**Task**:
Please answer these questions using the passage on American addiction below.
1. According to the passage, what are we addicted to checking from the moment we wake up?
2. What percentage of the population over 18 drinks espresso, cappuccino, latte, or iced/cold coffees?
3. About how much does the nation spend on coffee?
BEGIN Passage to read
We live in a culture where more is always better. We’re never truly satisfied with the little we do have, whether it’s the food we eat or the materialistic culture that surrounds our everyday life — we always want more. It’s starting to seem like we’re a culture with an addiction problem. We’re addicted to the screens we check from the moment we wake up. We’re addicted to sugar and junk food. We’re addicted to prescription pills, caffeine, gambling, sex, alcohol, the internet, and the list can go on forever.
Are we really just a nation of addicts? Does America need a detox?
Every morning, it’s the same routine, we wake up and immediately turn to coffee to start our day. Some people drive to Starbucks to get their daily dose of the caffeine we’ve become addicted to. Let’s be honest, we’re addicts. Recent Harvard studies show that about 54% of the population over 18, equivalent to 150 million Americans, drink espresso, cappuccino, latte, or iced/cold coffees, and the average cups per day is about 3.1 per person. That’s an ungodly amount of coffee, not to mention our nation spends close to $40 billion on coffee alone. Do we really need that extra boost throughout our day or have we just become addicts to the dark liquid gold that drives our nation?
END Passage to read
BEGIN Provided records
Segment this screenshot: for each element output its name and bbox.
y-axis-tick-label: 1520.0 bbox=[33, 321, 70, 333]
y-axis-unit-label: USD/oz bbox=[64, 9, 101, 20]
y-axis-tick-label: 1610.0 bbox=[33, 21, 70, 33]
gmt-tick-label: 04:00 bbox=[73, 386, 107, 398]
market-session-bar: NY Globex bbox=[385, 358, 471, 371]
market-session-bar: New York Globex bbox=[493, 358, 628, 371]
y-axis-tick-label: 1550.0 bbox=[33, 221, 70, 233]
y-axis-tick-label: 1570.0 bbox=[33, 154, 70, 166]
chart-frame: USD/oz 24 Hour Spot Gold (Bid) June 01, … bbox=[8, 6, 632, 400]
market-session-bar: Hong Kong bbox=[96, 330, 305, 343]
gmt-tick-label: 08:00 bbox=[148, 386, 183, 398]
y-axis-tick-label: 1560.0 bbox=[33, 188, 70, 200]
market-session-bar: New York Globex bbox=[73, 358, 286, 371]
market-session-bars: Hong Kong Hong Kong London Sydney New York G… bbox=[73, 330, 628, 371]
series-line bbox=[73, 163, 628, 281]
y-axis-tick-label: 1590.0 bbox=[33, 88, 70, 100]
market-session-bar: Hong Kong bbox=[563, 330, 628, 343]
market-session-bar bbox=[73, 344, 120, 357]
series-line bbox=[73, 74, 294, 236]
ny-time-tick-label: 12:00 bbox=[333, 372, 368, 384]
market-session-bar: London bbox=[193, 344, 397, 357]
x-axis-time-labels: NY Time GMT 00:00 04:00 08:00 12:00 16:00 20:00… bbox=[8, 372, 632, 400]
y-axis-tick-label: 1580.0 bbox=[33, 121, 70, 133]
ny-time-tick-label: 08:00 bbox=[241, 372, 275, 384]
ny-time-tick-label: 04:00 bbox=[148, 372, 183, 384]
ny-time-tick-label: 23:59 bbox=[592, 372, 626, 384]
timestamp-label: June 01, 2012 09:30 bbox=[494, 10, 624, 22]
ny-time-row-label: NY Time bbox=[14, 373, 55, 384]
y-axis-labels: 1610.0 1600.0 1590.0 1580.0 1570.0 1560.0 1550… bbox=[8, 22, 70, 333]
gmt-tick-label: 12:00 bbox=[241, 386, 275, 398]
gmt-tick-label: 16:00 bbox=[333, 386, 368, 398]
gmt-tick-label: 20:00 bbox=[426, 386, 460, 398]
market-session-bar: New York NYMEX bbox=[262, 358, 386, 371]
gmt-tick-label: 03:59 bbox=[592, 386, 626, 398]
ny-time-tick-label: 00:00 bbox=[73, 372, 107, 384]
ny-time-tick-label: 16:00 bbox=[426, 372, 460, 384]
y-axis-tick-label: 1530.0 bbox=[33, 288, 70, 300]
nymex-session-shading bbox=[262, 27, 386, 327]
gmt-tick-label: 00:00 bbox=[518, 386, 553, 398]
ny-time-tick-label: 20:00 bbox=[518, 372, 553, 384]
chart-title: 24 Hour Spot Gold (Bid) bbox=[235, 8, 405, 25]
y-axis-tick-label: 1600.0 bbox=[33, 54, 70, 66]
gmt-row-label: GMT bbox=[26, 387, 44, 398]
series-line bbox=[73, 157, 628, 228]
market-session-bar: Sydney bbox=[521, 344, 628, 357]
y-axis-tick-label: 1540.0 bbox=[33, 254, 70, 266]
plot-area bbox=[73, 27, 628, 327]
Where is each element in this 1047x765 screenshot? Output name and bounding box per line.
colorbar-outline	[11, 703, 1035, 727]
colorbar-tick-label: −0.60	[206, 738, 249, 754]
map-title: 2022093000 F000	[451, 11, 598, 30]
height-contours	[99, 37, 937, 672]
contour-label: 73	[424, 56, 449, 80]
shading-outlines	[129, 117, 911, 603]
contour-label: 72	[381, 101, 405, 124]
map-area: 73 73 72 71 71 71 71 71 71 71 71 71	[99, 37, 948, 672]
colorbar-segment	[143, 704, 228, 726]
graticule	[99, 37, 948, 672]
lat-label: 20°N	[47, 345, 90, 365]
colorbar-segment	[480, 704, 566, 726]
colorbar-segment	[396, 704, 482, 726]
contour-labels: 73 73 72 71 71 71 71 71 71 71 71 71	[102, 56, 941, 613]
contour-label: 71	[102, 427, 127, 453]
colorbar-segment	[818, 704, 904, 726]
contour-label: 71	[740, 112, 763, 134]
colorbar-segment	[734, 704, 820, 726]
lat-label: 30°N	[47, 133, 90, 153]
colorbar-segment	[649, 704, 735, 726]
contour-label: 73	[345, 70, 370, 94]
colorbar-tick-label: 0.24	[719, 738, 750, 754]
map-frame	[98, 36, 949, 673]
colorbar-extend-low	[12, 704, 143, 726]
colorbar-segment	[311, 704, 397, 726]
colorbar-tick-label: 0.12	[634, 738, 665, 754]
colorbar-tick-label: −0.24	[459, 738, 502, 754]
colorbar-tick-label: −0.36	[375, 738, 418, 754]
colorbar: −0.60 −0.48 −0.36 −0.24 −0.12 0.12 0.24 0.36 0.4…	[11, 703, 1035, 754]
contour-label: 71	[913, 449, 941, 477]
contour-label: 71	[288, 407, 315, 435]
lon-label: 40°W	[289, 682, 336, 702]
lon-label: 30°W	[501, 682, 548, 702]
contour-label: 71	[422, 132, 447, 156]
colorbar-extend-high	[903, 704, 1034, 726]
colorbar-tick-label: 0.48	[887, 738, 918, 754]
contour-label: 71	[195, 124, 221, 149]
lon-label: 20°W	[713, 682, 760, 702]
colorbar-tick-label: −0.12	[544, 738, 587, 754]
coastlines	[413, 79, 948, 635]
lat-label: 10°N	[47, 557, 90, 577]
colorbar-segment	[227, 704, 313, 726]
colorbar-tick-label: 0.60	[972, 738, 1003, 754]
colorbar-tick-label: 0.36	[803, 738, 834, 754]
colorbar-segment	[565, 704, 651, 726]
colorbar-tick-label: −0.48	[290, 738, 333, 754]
END Provided records
**Expected answer**:
1. The screens.
2. About 54%, equivalent to 150 million Americans.
3. Close to $40 billion.